Written task:
Pull out every line in the data that has the string "deaths" in it.

-- START Provided data --

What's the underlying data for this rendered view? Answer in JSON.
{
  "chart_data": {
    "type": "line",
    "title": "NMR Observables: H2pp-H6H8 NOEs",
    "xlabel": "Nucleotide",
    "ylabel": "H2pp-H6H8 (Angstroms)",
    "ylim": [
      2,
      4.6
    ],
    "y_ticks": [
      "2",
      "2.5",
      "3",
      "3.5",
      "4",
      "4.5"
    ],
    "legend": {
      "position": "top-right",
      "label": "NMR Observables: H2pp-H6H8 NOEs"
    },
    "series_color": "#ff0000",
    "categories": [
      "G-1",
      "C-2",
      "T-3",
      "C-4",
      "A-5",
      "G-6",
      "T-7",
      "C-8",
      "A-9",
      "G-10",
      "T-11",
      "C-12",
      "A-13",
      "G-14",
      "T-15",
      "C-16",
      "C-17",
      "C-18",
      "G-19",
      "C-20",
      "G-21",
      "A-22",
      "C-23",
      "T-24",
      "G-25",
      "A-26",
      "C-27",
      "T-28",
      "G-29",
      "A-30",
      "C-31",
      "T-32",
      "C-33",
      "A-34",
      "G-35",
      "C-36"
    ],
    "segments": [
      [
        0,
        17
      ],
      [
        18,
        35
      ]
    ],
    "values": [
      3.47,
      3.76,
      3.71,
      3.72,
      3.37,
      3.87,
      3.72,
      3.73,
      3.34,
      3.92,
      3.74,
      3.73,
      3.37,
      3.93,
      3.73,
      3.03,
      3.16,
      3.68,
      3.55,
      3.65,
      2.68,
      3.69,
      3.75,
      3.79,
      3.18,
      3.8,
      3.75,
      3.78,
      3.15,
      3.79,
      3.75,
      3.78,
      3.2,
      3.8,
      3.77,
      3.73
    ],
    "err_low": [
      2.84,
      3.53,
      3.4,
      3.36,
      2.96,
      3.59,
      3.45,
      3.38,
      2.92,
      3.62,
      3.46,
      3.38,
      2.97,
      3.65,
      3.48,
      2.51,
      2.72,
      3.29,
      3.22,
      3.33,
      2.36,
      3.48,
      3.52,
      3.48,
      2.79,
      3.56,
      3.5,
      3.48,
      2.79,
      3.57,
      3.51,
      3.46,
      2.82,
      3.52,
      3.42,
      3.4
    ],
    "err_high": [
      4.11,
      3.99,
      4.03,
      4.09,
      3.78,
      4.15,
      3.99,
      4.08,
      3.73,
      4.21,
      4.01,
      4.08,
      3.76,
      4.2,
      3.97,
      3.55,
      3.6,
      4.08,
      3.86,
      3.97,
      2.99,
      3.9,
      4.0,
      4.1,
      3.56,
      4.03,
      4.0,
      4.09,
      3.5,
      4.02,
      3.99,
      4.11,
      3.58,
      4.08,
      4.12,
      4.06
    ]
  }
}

-- END Provided data --
-- START Provided data --

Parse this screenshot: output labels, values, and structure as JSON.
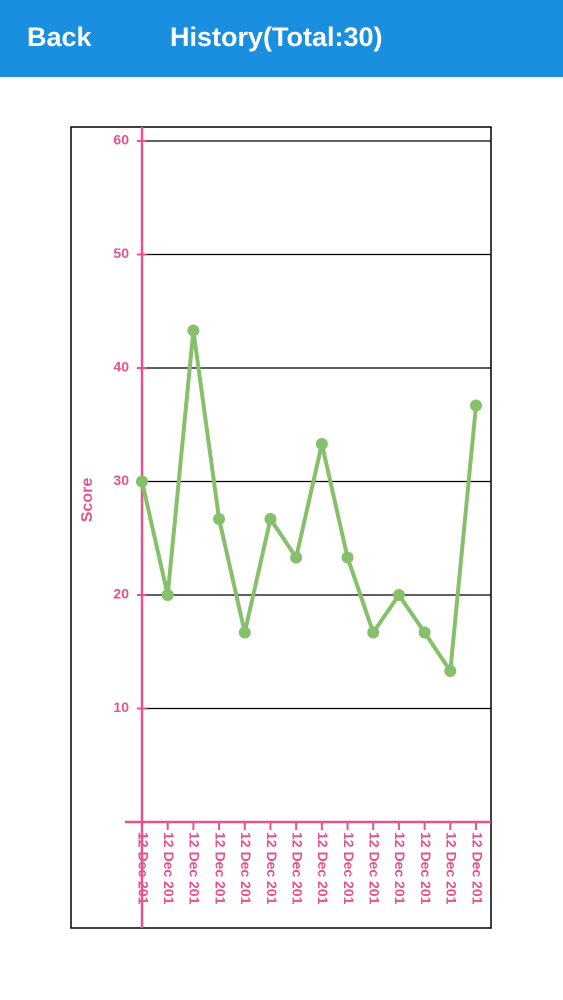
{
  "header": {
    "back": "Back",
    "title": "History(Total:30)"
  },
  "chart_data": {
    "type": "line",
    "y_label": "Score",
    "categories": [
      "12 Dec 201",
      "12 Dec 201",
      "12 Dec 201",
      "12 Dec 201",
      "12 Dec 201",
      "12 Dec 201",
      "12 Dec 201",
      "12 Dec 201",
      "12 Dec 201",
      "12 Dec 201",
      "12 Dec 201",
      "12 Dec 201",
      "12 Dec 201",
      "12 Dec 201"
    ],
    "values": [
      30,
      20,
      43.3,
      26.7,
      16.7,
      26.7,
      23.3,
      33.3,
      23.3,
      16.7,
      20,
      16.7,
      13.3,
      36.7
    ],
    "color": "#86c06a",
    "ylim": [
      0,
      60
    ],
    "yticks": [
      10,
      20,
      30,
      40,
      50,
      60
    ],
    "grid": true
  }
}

-- END Provided data --
-- START Provided data --

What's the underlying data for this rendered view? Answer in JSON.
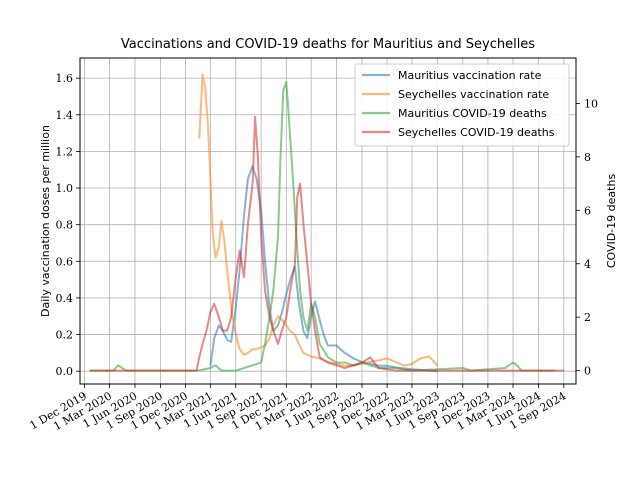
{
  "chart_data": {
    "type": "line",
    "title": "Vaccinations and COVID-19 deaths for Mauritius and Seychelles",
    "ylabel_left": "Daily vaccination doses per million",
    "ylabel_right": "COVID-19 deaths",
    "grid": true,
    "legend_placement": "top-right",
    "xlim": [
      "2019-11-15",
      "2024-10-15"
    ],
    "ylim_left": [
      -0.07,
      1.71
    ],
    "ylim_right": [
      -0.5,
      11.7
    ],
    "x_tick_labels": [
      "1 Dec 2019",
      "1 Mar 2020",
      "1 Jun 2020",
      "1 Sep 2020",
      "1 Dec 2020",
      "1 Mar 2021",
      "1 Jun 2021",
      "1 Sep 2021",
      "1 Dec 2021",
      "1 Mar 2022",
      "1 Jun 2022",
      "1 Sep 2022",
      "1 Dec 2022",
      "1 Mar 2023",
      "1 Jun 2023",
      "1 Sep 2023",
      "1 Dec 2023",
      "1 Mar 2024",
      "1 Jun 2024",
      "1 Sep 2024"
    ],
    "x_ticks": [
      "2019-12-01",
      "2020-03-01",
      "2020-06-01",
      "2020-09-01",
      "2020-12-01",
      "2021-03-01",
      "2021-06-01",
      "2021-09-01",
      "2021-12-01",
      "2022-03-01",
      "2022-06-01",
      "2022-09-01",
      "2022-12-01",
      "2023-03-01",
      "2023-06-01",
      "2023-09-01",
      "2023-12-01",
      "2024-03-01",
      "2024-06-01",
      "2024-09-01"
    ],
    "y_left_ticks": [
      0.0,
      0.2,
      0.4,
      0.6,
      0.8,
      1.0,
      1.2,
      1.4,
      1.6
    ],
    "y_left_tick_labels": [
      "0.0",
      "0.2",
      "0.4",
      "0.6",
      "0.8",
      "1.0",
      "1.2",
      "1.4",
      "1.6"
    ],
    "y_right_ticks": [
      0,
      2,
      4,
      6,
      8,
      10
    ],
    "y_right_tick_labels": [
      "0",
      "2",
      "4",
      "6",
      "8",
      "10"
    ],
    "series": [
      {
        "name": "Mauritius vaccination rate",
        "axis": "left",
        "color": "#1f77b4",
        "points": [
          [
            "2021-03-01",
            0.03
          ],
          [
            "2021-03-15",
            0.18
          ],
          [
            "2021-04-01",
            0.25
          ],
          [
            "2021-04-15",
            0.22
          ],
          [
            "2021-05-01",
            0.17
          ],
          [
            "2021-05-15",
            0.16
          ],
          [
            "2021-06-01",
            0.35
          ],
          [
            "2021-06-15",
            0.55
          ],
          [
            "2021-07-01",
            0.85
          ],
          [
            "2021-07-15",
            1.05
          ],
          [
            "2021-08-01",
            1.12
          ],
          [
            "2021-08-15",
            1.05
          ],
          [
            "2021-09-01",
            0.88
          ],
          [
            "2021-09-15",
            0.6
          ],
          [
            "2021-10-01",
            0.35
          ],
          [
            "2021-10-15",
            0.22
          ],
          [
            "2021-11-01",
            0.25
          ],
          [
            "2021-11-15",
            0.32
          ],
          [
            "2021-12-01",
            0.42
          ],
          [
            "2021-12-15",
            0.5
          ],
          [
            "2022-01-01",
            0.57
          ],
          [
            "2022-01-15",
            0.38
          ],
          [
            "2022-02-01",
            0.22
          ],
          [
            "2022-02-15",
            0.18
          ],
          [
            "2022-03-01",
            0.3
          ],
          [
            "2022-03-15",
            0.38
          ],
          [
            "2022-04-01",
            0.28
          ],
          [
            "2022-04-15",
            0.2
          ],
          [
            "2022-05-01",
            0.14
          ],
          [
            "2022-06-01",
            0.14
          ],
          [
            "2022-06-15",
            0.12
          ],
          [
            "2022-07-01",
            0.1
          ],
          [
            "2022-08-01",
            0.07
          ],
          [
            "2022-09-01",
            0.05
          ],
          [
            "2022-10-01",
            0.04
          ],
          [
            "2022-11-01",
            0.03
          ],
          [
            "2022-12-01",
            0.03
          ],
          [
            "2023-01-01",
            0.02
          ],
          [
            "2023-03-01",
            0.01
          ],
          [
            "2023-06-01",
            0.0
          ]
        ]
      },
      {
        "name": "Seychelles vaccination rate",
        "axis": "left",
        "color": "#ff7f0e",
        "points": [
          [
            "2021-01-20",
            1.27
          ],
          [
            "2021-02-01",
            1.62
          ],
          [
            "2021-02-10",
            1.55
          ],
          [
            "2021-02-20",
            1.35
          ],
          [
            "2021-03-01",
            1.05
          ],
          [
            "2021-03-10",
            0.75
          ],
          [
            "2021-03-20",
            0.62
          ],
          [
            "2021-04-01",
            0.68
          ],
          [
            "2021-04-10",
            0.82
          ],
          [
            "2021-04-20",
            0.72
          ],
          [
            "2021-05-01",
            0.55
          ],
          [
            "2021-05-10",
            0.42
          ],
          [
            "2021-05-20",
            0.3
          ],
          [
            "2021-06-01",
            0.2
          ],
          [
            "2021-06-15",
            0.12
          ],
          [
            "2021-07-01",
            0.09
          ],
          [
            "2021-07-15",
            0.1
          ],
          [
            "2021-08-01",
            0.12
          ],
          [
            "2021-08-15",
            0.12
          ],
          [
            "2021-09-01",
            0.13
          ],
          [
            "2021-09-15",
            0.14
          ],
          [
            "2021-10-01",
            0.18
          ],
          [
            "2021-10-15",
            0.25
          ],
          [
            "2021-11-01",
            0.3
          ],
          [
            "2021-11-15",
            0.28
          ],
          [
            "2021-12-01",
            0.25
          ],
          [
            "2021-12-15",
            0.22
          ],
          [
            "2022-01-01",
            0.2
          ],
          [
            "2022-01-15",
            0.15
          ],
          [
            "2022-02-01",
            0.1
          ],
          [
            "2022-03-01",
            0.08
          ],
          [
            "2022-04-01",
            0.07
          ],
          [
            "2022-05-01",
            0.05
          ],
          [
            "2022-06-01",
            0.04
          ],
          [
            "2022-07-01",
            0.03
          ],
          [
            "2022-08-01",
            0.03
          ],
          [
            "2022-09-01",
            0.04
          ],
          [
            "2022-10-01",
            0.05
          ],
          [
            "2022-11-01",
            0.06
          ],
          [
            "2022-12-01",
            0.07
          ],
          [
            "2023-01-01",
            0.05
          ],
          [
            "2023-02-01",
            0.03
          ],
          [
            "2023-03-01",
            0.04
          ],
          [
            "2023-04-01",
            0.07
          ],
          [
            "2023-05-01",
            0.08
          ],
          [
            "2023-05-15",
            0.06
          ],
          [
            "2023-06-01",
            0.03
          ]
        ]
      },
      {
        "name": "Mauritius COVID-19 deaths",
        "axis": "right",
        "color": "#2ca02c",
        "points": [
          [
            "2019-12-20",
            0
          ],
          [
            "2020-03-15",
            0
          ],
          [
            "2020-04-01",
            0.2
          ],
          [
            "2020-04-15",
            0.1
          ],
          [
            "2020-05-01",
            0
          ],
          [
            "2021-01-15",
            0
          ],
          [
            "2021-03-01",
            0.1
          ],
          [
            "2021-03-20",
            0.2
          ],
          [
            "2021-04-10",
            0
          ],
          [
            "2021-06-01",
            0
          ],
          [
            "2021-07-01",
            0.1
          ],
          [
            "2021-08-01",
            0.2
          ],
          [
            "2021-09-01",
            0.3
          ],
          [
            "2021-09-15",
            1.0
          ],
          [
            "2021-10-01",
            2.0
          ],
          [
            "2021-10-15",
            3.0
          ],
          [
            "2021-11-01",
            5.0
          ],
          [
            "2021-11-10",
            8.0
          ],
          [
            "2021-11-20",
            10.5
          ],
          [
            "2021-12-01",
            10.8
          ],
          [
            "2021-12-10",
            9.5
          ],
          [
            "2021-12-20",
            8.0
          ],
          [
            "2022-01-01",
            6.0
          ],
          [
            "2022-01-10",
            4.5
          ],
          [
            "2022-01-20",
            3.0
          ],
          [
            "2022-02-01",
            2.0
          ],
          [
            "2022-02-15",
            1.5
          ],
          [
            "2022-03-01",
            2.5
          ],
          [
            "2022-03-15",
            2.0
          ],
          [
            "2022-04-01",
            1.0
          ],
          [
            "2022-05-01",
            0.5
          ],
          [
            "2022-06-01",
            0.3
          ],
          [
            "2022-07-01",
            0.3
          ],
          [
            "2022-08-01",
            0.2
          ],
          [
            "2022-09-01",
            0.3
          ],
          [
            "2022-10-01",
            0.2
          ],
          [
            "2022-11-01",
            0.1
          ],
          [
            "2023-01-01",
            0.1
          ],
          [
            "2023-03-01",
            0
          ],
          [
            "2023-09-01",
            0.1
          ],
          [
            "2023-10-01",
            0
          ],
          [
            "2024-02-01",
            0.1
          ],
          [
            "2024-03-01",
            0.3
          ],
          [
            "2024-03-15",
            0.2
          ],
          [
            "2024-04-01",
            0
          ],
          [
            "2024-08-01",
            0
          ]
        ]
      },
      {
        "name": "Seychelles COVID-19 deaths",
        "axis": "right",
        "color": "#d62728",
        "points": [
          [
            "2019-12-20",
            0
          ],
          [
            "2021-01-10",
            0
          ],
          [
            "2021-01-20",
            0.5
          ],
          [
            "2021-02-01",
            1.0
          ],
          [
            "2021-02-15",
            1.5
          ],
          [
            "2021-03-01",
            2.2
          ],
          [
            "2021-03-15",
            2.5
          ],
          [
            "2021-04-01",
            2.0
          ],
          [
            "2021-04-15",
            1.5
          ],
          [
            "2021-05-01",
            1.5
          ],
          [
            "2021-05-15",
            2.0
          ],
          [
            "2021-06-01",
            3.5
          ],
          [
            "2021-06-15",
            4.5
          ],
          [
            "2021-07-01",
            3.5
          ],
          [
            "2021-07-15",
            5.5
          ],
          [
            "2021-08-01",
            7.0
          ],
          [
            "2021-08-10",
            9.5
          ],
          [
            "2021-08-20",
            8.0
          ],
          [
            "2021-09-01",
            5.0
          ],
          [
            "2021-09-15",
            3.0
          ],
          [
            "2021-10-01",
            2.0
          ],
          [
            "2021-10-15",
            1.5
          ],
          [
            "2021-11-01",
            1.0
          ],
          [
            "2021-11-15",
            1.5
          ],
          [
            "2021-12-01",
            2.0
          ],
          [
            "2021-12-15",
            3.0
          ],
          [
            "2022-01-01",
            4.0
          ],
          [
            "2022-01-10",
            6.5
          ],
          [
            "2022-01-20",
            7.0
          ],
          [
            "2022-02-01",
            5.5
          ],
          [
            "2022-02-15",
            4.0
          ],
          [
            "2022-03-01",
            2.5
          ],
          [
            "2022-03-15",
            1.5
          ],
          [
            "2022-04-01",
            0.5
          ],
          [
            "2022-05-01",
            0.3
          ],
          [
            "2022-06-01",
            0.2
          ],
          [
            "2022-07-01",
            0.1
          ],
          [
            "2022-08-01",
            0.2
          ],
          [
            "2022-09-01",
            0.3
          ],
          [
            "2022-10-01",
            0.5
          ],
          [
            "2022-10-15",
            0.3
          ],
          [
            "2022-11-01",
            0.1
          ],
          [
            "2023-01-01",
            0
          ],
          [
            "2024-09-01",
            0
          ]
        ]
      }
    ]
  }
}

-- END Provided data --

Exercise output:
    "title": "Vaccinations and COVID-19 deaths for Mauritius and Seychelles",
    "ylabel_right": "COVID-19 deaths",
        "name": "Mauritius COVID-19 deaths",
        "name": "Seychelles COVID-19 deaths",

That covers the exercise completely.